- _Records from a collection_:
•••••
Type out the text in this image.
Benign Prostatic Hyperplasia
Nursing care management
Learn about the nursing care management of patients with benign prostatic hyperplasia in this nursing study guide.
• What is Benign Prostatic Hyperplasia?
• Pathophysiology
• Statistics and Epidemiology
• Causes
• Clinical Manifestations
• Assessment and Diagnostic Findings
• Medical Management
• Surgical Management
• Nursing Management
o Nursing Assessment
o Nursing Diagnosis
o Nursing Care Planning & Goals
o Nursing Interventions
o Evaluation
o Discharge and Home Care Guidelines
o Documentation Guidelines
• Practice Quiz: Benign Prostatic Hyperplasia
•••••
- _TASK BRIEF_:
Reproduce the complete data exactly as presented above.

- _RESULT OF THIS EXERCISE_:
Type out the text in this image.
Benign Prostatic Hyperplasia
Nursing care management
Learn about the nursing care management of patients with benign prostatic hyperplasia in this nursing study guide.
• What is Benign Prostatic Hyperplasia?
• Pathophysiology
• Statistics and Epidemiology
• Causes
• Clinical Manifestations
• Assessment and Diagnostic Findings
• Medical Management
• Surgical Management
• Nursing Management
o Nursing Assessment
o Nursing Diagnosis
o Nursing Care Planning & Goals
o Nursing Interventions
o Evaluation
o Discharge and Home Care Guidelines
o Documentation Guidelines
• Practice Quiz: Benign Prostatic Hyperplasia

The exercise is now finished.